Texto da página
- - - - -

“Perdeu, mané”: Moraes manda começar pena de Débora, mas mantém prisão em casa

“Perdeu, mané”: Moraes manda começar pena de Débora, mas mantém prisão em casa

Condenada a 14 anos por pichar estátua em frente ao STF, cabeleireira seguirá em prisão domiciliar com tornozeleira

O ministro Alexandre de Moraes determinou, nesta segunda-feira (15), que a cabeleireira Débora dos Santos comece a cumprir sua pena de 14 anos de prisão. Ela foi condenada por ter pichado a estátua A Justiça, em frente ao Supremo Tribunal Federal, com a frase “Perdeu, mané” durante os atos extremistas de 8 de janeiro de 2023.

Apesar disso, Moraes atendeu a um pedido da defesa e decidiu que Débora continuará em prisão domiciliar, regime em que já está desde março deste ano, usando tornozeleira eletrônica.

Medidas e restrições

Segundo os advogados, o tempo que ela passou presa preventivamente desde 2023 será descontado da pena total. Além da tornozeleira, Débora não pode usar redes sociais nem manter contato com outros investigados ou condenados ligados aos atos golpistas.

- - - - -

Trechos dos dados
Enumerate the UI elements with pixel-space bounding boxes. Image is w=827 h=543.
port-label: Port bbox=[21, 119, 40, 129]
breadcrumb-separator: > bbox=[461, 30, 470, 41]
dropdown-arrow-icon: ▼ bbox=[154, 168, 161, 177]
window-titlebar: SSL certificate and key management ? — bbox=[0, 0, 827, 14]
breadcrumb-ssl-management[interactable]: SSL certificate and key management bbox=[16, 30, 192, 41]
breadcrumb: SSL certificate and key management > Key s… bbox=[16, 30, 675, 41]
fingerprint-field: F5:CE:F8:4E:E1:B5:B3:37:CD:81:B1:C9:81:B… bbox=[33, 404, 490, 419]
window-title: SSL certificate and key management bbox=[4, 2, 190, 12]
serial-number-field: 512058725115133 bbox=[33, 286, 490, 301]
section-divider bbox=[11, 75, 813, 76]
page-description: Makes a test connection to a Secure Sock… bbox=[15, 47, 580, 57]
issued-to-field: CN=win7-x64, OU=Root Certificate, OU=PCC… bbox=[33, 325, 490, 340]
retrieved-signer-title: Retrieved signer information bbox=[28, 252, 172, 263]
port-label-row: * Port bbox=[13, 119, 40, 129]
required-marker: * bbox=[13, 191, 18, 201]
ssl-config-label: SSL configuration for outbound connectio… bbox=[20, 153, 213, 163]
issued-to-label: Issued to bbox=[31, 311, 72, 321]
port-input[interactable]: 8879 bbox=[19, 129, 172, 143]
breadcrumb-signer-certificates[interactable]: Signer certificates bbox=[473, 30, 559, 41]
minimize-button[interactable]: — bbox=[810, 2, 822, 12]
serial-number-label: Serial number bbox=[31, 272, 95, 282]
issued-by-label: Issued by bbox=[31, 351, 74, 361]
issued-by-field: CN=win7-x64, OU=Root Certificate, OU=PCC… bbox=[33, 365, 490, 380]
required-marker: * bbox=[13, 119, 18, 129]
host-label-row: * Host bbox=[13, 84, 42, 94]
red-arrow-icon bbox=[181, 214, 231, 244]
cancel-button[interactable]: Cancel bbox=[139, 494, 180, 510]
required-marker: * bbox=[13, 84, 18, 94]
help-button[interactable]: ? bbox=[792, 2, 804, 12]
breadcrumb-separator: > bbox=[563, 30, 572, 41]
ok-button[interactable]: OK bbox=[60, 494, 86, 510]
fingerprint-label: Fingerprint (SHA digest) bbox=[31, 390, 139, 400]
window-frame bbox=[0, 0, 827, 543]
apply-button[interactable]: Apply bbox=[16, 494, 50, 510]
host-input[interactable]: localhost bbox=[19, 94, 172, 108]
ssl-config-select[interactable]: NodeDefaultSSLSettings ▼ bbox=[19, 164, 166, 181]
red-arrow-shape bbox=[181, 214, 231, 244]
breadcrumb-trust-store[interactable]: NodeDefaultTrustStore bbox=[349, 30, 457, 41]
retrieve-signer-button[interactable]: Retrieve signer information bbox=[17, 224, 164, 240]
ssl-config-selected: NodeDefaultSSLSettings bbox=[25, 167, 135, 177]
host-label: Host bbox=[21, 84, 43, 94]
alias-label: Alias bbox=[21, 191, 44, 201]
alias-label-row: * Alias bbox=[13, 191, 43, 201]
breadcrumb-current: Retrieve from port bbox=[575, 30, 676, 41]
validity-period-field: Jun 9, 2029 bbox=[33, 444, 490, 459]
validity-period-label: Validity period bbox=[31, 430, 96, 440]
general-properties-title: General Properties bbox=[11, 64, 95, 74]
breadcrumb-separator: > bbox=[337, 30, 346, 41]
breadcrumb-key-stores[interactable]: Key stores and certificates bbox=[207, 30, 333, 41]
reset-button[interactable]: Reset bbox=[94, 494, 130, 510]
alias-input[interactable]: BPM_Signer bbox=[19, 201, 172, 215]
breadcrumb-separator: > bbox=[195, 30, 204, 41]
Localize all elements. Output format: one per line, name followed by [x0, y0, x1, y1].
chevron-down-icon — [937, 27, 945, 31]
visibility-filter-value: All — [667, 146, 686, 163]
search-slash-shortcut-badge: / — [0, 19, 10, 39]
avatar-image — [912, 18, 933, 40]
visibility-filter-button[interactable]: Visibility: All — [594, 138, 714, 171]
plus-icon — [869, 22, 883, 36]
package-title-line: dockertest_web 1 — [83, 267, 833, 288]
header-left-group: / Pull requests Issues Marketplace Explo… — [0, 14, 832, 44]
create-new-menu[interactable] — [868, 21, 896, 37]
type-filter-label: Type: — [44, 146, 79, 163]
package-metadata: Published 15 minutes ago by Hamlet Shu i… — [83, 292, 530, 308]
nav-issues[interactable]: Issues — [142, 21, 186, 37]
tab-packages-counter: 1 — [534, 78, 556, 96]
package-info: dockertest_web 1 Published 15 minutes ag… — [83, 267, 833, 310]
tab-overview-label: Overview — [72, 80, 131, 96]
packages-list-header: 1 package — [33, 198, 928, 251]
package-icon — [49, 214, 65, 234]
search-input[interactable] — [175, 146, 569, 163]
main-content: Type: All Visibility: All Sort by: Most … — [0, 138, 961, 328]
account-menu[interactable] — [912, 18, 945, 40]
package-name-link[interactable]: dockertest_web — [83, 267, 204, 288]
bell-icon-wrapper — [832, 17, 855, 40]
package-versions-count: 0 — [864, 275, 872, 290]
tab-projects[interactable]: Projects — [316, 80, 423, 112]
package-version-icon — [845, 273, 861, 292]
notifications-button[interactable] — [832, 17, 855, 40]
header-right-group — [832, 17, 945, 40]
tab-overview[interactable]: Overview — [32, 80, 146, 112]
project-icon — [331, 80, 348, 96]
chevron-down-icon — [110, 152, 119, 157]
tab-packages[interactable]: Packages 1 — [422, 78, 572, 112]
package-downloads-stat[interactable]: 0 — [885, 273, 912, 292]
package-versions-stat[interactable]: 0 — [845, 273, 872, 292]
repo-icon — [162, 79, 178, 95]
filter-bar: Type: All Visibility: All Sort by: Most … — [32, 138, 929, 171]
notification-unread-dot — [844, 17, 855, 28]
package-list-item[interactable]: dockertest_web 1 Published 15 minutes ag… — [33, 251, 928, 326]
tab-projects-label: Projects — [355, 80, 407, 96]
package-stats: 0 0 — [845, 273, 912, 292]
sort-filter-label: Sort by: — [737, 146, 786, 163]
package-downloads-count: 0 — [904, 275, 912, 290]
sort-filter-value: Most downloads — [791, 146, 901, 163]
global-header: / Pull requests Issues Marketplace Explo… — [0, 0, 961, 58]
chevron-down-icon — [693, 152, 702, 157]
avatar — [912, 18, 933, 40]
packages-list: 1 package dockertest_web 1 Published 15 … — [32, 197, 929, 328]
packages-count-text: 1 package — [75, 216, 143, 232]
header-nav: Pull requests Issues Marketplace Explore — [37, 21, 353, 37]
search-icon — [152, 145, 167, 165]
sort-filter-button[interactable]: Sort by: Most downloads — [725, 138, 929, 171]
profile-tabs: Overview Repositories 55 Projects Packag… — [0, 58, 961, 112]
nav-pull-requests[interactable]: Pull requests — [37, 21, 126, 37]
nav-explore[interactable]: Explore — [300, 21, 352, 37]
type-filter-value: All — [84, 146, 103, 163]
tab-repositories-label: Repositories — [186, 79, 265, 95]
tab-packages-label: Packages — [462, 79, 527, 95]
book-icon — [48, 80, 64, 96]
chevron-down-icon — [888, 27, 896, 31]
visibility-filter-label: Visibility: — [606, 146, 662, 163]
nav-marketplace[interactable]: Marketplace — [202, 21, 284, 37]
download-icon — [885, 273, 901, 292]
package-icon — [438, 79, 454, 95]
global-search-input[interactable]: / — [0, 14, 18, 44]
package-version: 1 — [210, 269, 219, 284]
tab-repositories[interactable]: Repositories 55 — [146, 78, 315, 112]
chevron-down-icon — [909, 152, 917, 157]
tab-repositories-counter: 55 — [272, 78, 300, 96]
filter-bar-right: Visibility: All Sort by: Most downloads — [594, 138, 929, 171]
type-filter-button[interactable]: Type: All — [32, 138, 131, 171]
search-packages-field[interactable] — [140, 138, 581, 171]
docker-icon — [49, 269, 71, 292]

- - - - -

O que fazer
**A)** Segundo a notícia sobre a pena de Débora, que frase ela pichou na estátua A Justiça?
**B)** Copie da notícia sobre a pena de Débora o trecho que começa em "Segundo os advogados, o" e vai até "aos atos golpistas.", inclusive.

Exercício resolvido
**A)** “Perdeu, mané”.

**B)**
Segundo os advogados, o tempo que ela passou presa preventivamente desde 2023 será descontado da pena total. Além da tornozeleira, Débora não pode usar redes sociais nem manter contato com outros investigados ou condenados ligados aos atos golpistas.